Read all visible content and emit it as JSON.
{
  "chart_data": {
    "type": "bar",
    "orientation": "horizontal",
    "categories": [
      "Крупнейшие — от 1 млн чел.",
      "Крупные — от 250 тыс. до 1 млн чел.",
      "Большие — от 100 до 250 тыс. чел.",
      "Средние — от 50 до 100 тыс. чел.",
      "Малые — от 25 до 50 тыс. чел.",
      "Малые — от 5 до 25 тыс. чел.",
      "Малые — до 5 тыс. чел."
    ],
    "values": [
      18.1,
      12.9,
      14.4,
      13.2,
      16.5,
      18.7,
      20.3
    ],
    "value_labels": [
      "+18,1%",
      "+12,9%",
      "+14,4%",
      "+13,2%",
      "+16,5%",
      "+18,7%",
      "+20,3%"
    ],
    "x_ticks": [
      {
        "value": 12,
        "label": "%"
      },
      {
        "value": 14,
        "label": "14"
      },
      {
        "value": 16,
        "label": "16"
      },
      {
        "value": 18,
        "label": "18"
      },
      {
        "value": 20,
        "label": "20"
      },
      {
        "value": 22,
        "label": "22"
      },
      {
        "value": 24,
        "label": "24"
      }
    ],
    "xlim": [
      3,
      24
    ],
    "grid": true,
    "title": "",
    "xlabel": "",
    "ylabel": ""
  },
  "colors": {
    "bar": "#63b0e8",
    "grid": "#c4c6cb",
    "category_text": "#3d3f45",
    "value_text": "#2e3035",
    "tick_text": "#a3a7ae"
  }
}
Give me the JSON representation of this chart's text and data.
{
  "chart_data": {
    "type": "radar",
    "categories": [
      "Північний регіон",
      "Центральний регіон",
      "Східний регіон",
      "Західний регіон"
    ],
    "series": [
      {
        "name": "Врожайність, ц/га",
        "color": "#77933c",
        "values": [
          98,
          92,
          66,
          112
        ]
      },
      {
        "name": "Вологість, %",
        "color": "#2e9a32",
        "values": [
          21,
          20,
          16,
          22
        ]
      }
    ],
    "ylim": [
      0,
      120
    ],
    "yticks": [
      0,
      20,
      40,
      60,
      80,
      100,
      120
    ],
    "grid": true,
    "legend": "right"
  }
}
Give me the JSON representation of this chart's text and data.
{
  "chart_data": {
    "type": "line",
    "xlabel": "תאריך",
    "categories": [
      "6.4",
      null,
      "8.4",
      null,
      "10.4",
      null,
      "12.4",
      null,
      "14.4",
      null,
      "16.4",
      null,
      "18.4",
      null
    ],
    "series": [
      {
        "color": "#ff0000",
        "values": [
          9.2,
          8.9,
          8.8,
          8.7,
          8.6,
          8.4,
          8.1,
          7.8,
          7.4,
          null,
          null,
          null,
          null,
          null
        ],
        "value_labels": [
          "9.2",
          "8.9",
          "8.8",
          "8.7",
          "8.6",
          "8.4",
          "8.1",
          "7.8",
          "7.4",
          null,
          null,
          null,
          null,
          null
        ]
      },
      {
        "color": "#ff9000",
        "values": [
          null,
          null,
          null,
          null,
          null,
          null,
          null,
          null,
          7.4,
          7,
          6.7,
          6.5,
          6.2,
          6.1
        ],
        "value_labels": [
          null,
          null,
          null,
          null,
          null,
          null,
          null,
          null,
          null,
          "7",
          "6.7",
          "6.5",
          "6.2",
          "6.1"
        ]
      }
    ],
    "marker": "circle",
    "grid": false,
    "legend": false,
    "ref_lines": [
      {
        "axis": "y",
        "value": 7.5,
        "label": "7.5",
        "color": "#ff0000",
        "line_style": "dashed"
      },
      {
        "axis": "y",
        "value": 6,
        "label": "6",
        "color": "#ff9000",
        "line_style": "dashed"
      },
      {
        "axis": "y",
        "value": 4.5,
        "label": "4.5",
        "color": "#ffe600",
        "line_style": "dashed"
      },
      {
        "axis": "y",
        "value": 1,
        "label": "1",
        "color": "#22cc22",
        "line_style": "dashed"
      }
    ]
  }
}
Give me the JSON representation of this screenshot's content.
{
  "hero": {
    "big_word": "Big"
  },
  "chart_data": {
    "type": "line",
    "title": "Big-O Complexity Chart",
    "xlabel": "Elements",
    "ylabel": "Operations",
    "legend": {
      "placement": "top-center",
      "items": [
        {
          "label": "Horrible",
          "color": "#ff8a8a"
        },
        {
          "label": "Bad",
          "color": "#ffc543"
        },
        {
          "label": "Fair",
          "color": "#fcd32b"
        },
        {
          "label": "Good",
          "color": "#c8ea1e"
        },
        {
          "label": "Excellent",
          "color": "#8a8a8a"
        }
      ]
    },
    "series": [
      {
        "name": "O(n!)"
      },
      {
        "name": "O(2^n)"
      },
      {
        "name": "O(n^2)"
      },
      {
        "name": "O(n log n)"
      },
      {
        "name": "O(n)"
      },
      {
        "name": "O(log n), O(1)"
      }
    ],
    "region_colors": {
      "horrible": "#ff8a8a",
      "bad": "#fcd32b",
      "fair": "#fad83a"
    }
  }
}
++++++++++
Pull every line containing "регіон" out of the records.

      "Північний регіон",
      "Центральний регіон",
      "Східний регіон",
      "Західний регіон"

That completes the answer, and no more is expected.